▶ _INPUT_
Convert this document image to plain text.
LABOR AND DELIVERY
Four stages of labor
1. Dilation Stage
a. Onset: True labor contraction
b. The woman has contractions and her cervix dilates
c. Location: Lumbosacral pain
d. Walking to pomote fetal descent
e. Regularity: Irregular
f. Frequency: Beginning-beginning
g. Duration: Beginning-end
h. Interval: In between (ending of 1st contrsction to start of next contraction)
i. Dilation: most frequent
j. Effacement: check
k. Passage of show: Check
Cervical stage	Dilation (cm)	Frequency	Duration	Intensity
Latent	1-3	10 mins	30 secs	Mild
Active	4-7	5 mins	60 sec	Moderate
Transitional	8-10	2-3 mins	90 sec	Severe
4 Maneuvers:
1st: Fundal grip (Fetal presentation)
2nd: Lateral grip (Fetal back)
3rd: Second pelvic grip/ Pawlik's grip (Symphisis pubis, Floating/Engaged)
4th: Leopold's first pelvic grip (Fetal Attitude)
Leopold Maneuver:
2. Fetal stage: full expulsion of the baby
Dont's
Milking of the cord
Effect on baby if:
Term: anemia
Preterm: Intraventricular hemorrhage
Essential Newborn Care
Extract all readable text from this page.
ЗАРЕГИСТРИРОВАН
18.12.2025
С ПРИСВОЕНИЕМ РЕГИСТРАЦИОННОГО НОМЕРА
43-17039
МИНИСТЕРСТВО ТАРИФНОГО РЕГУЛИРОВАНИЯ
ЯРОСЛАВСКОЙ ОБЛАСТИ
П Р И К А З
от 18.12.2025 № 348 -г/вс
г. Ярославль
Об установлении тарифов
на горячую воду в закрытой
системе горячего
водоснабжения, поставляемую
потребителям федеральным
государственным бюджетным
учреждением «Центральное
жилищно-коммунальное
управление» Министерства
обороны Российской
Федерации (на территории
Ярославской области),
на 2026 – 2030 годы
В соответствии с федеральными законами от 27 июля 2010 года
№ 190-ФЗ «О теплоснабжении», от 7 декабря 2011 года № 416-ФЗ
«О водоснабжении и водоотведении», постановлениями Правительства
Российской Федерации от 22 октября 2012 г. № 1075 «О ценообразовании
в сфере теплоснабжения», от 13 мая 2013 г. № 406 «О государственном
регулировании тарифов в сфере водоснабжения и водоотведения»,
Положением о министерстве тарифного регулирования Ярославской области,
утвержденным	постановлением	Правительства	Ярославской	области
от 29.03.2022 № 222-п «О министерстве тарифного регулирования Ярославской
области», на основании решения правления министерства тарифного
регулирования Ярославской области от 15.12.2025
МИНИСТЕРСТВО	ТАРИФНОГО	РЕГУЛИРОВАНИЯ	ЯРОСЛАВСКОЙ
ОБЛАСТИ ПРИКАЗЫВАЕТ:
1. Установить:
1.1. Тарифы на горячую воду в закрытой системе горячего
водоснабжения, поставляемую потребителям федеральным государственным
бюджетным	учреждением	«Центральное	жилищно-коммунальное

▶ _YOUR INSTRUCTIONS_
Pick out and copy every line that contains the word "text".

▶ _RESULT FOR THIS TASK_
Convert this document image to plain text.
Extract all readable text from this page.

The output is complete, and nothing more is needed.